- Figure collection entries
━━━

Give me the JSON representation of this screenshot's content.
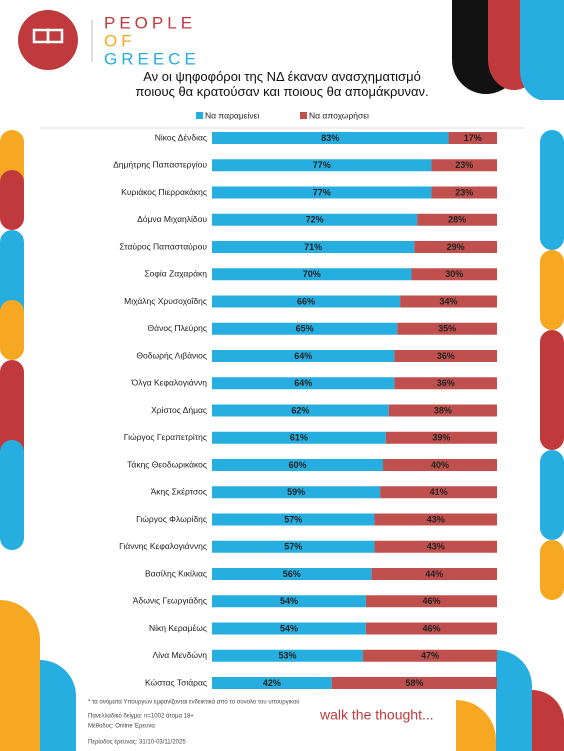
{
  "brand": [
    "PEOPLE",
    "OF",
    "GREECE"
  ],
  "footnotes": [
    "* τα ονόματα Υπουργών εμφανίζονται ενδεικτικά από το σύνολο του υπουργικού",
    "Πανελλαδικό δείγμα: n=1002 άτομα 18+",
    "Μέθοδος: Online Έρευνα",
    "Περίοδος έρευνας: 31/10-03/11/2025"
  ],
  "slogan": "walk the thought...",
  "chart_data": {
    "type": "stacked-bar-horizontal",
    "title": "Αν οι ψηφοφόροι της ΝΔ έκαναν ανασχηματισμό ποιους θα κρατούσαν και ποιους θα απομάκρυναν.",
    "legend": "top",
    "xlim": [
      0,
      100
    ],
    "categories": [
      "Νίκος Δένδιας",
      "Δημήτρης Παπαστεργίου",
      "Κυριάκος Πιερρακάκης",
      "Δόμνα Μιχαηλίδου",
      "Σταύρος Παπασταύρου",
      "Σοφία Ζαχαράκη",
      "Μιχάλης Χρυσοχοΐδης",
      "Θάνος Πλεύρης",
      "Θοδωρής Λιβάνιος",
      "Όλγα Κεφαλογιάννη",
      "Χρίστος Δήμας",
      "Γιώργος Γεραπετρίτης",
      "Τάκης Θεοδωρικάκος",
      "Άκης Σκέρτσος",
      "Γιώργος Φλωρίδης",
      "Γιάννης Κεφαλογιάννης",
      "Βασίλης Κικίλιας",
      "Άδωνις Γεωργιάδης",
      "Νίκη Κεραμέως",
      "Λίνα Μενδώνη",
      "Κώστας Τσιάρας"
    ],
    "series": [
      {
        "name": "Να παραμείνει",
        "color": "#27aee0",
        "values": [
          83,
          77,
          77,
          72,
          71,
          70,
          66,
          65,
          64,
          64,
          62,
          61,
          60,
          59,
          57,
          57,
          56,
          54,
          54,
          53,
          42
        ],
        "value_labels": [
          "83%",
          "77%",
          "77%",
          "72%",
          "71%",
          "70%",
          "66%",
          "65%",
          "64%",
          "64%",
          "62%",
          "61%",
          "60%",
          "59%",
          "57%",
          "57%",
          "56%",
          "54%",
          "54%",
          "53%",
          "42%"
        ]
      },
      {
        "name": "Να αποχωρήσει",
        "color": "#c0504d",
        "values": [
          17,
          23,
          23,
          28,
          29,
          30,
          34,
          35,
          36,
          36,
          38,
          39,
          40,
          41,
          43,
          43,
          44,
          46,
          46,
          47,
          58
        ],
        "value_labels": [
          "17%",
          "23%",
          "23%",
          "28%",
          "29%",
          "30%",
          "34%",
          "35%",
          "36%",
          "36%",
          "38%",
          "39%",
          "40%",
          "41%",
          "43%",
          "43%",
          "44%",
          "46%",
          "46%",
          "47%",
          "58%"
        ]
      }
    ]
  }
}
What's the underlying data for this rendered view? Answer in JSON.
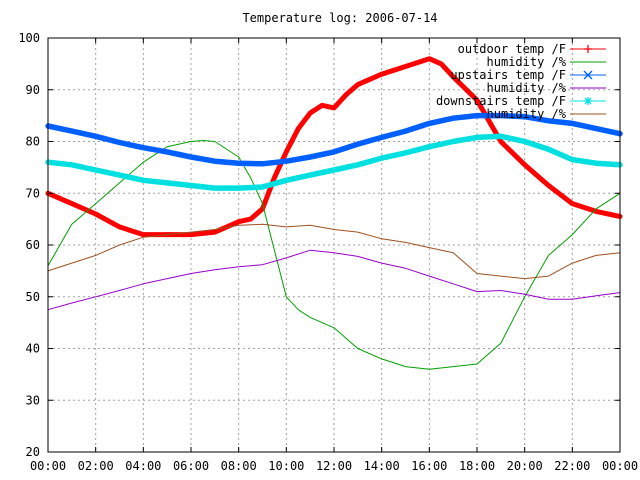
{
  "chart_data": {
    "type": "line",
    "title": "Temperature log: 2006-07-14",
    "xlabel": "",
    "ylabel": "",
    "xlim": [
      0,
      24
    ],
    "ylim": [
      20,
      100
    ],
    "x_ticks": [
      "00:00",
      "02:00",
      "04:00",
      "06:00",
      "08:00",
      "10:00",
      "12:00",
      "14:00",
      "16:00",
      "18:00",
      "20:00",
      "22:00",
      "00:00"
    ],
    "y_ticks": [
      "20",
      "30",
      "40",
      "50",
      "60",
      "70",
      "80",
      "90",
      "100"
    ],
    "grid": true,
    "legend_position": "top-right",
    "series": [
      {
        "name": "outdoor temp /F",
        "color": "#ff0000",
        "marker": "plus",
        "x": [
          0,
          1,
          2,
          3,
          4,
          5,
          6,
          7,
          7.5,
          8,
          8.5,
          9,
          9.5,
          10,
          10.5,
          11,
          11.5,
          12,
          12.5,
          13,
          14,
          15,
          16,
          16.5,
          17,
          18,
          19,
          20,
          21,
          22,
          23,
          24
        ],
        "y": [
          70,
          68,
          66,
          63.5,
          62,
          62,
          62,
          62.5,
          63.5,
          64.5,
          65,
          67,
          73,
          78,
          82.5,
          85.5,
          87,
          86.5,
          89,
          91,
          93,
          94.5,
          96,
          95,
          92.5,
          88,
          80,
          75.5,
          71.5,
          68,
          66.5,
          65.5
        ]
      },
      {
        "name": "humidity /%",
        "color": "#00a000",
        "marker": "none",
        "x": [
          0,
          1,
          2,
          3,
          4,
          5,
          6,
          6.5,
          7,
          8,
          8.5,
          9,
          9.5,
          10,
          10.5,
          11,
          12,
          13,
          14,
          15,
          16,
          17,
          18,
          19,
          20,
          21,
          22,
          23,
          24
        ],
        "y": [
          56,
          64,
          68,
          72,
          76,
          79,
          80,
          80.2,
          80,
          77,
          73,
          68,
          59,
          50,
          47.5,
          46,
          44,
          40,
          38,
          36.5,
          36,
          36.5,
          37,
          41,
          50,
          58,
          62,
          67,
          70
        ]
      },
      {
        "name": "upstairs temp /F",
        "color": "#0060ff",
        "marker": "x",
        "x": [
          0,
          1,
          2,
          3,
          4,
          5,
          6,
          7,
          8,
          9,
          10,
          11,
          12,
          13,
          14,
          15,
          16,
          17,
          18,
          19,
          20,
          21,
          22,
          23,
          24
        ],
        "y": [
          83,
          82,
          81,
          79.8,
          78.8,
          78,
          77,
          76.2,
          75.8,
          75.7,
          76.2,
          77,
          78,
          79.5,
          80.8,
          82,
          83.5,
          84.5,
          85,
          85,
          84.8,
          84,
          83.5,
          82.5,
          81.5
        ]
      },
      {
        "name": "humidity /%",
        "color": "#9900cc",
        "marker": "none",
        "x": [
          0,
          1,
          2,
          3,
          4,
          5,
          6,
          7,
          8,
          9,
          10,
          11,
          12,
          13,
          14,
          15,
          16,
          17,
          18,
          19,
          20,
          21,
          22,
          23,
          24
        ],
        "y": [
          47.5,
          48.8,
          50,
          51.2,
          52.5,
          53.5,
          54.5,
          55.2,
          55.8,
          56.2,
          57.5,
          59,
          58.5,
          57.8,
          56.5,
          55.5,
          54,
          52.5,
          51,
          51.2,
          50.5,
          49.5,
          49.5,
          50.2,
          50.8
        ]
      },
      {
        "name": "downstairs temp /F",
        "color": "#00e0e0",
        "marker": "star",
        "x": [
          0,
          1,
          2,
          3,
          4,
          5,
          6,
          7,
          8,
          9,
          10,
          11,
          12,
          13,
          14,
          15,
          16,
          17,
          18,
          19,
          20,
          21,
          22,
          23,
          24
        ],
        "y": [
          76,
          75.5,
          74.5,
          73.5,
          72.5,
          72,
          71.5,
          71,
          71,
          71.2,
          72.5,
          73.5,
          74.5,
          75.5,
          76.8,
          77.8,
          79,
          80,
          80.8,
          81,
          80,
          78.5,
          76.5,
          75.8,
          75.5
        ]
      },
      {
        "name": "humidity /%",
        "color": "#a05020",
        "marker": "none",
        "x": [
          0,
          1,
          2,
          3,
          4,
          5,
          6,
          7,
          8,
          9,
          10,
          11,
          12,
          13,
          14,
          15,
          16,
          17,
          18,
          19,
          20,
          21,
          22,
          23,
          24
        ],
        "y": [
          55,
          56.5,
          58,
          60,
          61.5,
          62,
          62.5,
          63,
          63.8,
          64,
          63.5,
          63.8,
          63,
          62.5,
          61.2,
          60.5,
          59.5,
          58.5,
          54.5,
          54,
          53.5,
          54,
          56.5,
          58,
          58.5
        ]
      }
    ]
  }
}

━━━

- WHAT IS NEEDED
Would you mind returning each entry above word for word, skipping the images?

- THE COMPLETED TASK
Give me the JSON representation of this screenshot's content.
{
  "brand": [
    "PEOPLE",
    "OF",
    "GREECE"
  ],
  "footnotes": [
    "* τα ονόματα Υπουργών εμφανίζονται ενδεικτικά από το σύνολο του υπουργικού",
    "Πανελλαδικό δείγμα: n=1002 άτομα 18+",
    "Μέθοδος: Online Έρευνα",
    "Περίοδος έρευνας: 31/10-03/11/2025"
  ],
  "slogan": "walk the thought...",
  "chart_data": {
    "type": "stacked-bar-horizontal",
    "title": "Αν οι ψηφοφόροι της ΝΔ έκαναν ανασχηματισμό ποιους θα κρατούσαν και ποιους θα απομάκρυναν.",
    "legend": "top",
    "xlim": [
      0,
      100
    ],
    "categories": [
      "Νίκος Δένδιας",
      "Δημήτρης Παπαστεργίου",
      "Κυριάκος Πιερρακάκης",
      "Δόμνα Μιχαηλίδου",
      "Σταύρος Παπασταύρου",
      "Σοφία Ζαχαράκη",
      "Μιχάλης Χρυσοχοΐδης",
      "Θάνος Πλεύρης",
      "Θοδωρής Λιβάνιος",
      "Όλγα Κεφαλογιάννη",
      "Χρίστος Δήμας",
      "Γιώργος Γεραπετρίτης",
      "Τάκης Θεοδωρικάκος",
      "Άκης Σκέρτσος",
      "Γιώργος Φλωρίδης",
      "Γιάννης Κεφαλογιάννης",
      "Βασίλης Κικίλιας",
      "Άδωνις Γεωργιάδης",
      "Νίκη Κεραμέως",
      "Λίνα Μενδώνη",
      "Κώστας Τσιάρας"
    ],
    "series": [
      {
        "name": "Να παραμείνει",
        "color": "#27aee0",
        "values": [
          83,
          77,
          77,
          72,
          71,
          70,
          66,
          65,
          64,
          64,
          62,
          61,
          60,
          59,
          57,
          57,
          56,
          54,
          54,
          53,
          42
        ],
        "value_labels": [
          "83%",
          "77%",
          "77%",
          "72%",
          "71%",
          "70%",
          "66%",
          "65%",
          "64%",
          "64%",
          "62%",
          "61%",
          "60%",
          "59%",
          "57%",
          "57%",
          "56%",
          "54%",
          "54%",
          "53%",
          "42%"
        ]
      },
      {
        "name": "Να αποχωρήσει",
        "color": "#c0504d",
        "values": [
          17,
          23,
          23,
          28,
          29,
          30,
          34,
          35,
          36,
          36,
          38,
          39,
          40,
          41,
          43,
          43,
          44,
          46,
          46,
          47,
          58
        ],
        "value_labels": [
          "17%",
          "23%",
          "23%",
          "28%",
          "29%",
          "30%",
          "34%",
          "35%",
          "36%",
          "36%",
          "38%",
          "39%",
          "40%",
          "41%",
          "43%",
          "43%",
          "44%",
          "46%",
          "46%",
          "47%",
          "58%"
        ]
      }
    ]
  }
}
What's the underlying data for this rendered view? Answer in JSON.
{
  "chart_data": {
    "type": "line",
    "title": "Temperature log: 2006-07-14",
    "xlabel": "",
    "ylabel": "",
    "xlim": [
      0,
      24
    ],
    "ylim": [
      20,
      100
    ],
    "x_ticks": [
      "00:00",
      "02:00",
      "04:00",
      "06:00",
      "08:00",
      "10:00",
      "12:00",
      "14:00",
      "16:00",
      "18:00",
      "20:00",
      "22:00",
      "00:00"
    ],
    "y_ticks": [
      "20",
      "30",
      "40",
      "50",
      "60",
      "70",
      "80",
      "90",
      "100"
    ],
    "grid": true,
    "legend_position": "top-right",
    "series": [
      {
        "name": "outdoor temp /F",
        "color": "#ff0000",
        "marker": "plus",
        "x": [
          0,
          1,
          2,
          3,
          4,
          5,
          6,
          7,
          7.5,
          8,
          8.5,
          9,
          9.5,
          10,
          10.5,
          11,
          11.5,
          12,
          12.5,
          13,
          14,
          15,
          16,
          16.5,
          17,
          18,
          19,
          20,
          21,
          22,
          23,
          24
        ],
        "y": [
          70,
          68,
          66,
          63.5,
          62,
          62,
          62,
          62.5,
          63.5,
          64.5,
          65,
          67,
          73,
          78,
          82.5,
          85.5,
          87,
          86.5,
          89,
          91,
          93,
          94.5,
          96,
          95,
          92.5,
          88,
          80,
          75.5,
          71.5,
          68,
          66.5,
          65.5
        ]
      },
      {
        "name": "humidity /%",
        "color": "#00a000",
        "marker": "none",
        "x": [
          0,
          1,
          2,
          3,
          4,
          5,
          6,
          6.5,
          7,
          8,
          8.5,
          9,
          9.5,
          10,
          10.5,
          11,
          12,
          13,
          14,
          15,
          16,
          17,
          18,
          19,
          20,
          21,
          22,
          23,
          24
        ],
        "y": [
          56,
          64,
          68,
          72,
          76,
          79,
          80,
          80.2,
          80,
          77,
          73,
          68,
          59,
          50,
          47.5,
          46,
          44,
          40,
          38,
          36.5,
          36,
          36.5,
          37,
          41,
          50,
          58,
          62,
          67,
          70
        ]
      },
      {
        "name": "upstairs temp /F",
        "color": "#0060ff",
        "marker": "x",
        "x": [
          0,
          1,
          2,
          3,
          4,
          5,
          6,
          7,
          8,
          9,
          10,
          11,
          12,
          13,
          14,
          15,
          16,
          17,
          18,
          19,
          20,
          21,
          22,
          23,
          24
        ],
        "y": [
          83,
          82,
          81,
          79.8,
          78.8,
          78,
          77,
          76.2,
          75.8,
          75.7,
          76.2,
          77,
          78,
          79.5,
          80.8,
          82,
          83.5,
          84.5,
          85,
          85,
          84.8,
          84,
          83.5,
          82.5,
          81.5
        ]
      },
      {
        "name": "humidity /%",
        "color": "#9900cc",
        "marker": "none",
        "x": [
          0,
          1,
          2,
          3,
          4,
          5,
          6,
          7,
          8,
          9,
          10,
          11,
          12,
          13,
          14,
          15,
          16,
          17,
          18,
          19,
          20,
          21,
          22,
          23,
          24
        ],
        "y": [
          47.5,
          48.8,
          50,
          51.2,
          52.5,
          53.5,
          54.5,
          55.2,
          55.8,
          56.2,
          57.5,
          59,
          58.5,
          57.8,
          56.5,
          55.5,
          54,
          52.5,
          51,
          51.2,
          50.5,
          49.5,
          49.5,
          50.2,
          50.8
        ]
      },
      {
        "name": "downstairs temp /F",
        "color": "#00e0e0",
        "marker": "star",
        "x": [
          0,
          1,
          2,
          3,
          4,
          5,
          6,
          7,
          8,
          9,
          10,
          11,
          12,
          13,
          14,
          15,
          16,
          17,
          18,
          19,
          20,
          21,
          22,
          23,
          24
        ],
        "y": [
          76,
          75.5,
          74.5,
          73.5,
          72.5,
          72,
          71.5,
          71,
          71,
          71.2,
          72.5,
          73.5,
          74.5,
          75.5,
          76.8,
          77.8,
          79,
          80,
          80.8,
          81,
          80,
          78.5,
          76.5,
          75.8,
          75.5
        ]
      },
      {
        "name": "humidity /%",
        "color": "#a05020",
        "marker": "none",
        "x": [
          0,
          1,
          2,
          3,
          4,
          5,
          6,
          7,
          8,
          9,
          10,
          11,
          12,
          13,
          14,
          15,
          16,
          17,
          18,
          19,
          20,
          21,
          22,
          23,
          24
        ],
        "y": [
          55,
          56.5,
          58,
          60,
          61.5,
          62,
          62.5,
          63,
          63.8,
          64,
          63.5,
          63.8,
          63,
          62.5,
          61.2,
          60.5,
          59.5,
          58.5,
          54.5,
          54,
          53.5,
          54,
          56.5,
          58,
          58.5
        ]
      }
    ]
  }
}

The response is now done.